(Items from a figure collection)
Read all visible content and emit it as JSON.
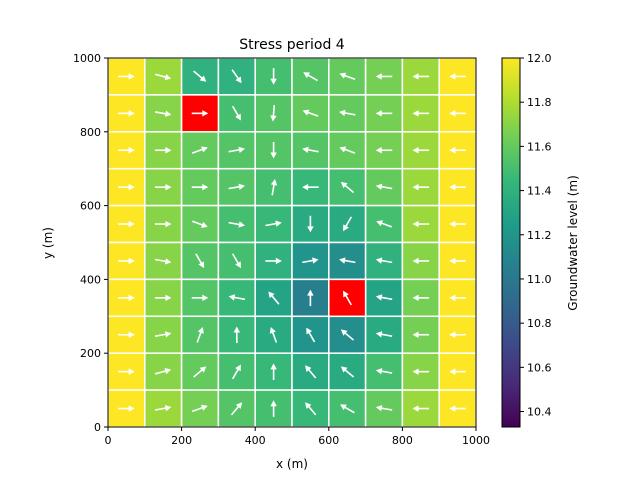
{
  "chart_data": {
    "type": "heatmap",
    "title": "Stress period 4",
    "xlabel": "x (m)",
    "ylabel": "y (m)",
    "xlim": [
      0,
      1000
    ],
    "ylim": [
      0,
      1000
    ],
    "xticks": [
      "0",
      "200",
      "400",
      "600",
      "800",
      "1000"
    ],
    "yticks": [
      "0",
      "200",
      "400",
      "600",
      "800",
      "1000"
    ],
    "grid": false,
    "colorbar": {
      "label": "Groundwater level (m)",
      "range": [
        10.33,
        12.0
      ],
      "ticks": [
        "10.4",
        "10.6",
        "10.8",
        "11.0",
        "11.2",
        "11.4",
        "11.6",
        "11.8",
        "12.0"
      ],
      "colormap": "viridis"
    },
    "cell_size": 100,
    "rows_top_to_bottom_levels": [
      [
        12.0,
        11.75,
        11.4,
        11.4,
        11.5,
        11.55,
        11.6,
        11.65,
        11.75,
        12.0
      ],
      [
        12.0,
        11.7,
        null,
        11.5,
        11.55,
        11.6,
        11.6,
        11.65,
        11.75,
        12.0
      ],
      [
        12.0,
        11.7,
        11.6,
        11.55,
        11.55,
        11.55,
        11.6,
        11.65,
        11.75,
        12.0
      ],
      [
        12.0,
        11.7,
        11.6,
        11.55,
        11.5,
        11.45,
        11.5,
        11.6,
        11.75,
        12.0
      ],
      [
        12.0,
        11.7,
        11.6,
        11.5,
        11.45,
        11.35,
        11.35,
        11.5,
        11.75,
        12.0
      ],
      [
        12.0,
        11.7,
        11.55,
        11.5,
        11.4,
        11.2,
        11.15,
        11.4,
        11.7,
        12.0
      ],
      [
        12.0,
        11.7,
        11.55,
        11.45,
        11.3,
        11.05,
        null,
        11.3,
        11.65,
        12.0
      ],
      [
        12.0,
        11.7,
        11.55,
        11.45,
        11.35,
        11.2,
        11.15,
        11.35,
        11.65,
        12.0
      ],
      [
        12.0,
        11.7,
        11.6,
        11.5,
        11.45,
        11.35,
        11.35,
        11.5,
        11.7,
        12.0
      ],
      [
        12.0,
        11.75,
        11.65,
        11.55,
        11.5,
        11.45,
        11.5,
        11.6,
        11.75,
        12.0
      ]
    ],
    "highlighted_cells": [
      {
        "x": 250,
        "y": 850,
        "color": "#ff0000"
      },
      {
        "x": 650,
        "y": 350,
        "color": "#ff0000"
      }
    ],
    "cell_border_color": "#ffffff",
    "arrow_color": "#ffffff",
    "rows_top_to_bottom_arrow_angles_deg": [
      [
        0,
        -15,
        -40,
        -55,
        -90,
        150,
        160,
        180,
        180,
        180
      ],
      [
        0,
        -10,
        0,
        -60,
        -95,
        160,
        170,
        180,
        180,
        180
      ],
      [
        0,
        0,
        20,
        10,
        -90,
        170,
        160,
        180,
        180,
        180
      ],
      [
        0,
        0,
        0,
        10,
        80,
        180,
        140,
        170,
        180,
        180
      ],
      [
        0,
        0,
        -20,
        -10,
        10,
        -90,
        -120,
        160,
        180,
        180
      ],
      [
        0,
        -10,
        -60,
        -60,
        0,
        10,
        170,
        170,
        180,
        180
      ],
      [
        0,
        0,
        0,
        170,
        130,
        90,
        120,
        170,
        180,
        180
      ],
      [
        0,
        10,
        70,
        90,
        110,
        120,
        140,
        170,
        180,
        180
      ],
      [
        0,
        15,
        40,
        60,
        90,
        130,
        140,
        170,
        180,
        180
      ],
      [
        0,
        10,
        20,
        50,
        90,
        130,
        150,
        170,
        180,
        180
      ]
    ]
  }
}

> [PROBLEM TO SOLVE]: Pull out all lines from the listing that contain the string "ffffff".

> [SOLUTION BELOW]:
    "cell_border_color": "#ffffff",
    "arrow_color": "#ffffff",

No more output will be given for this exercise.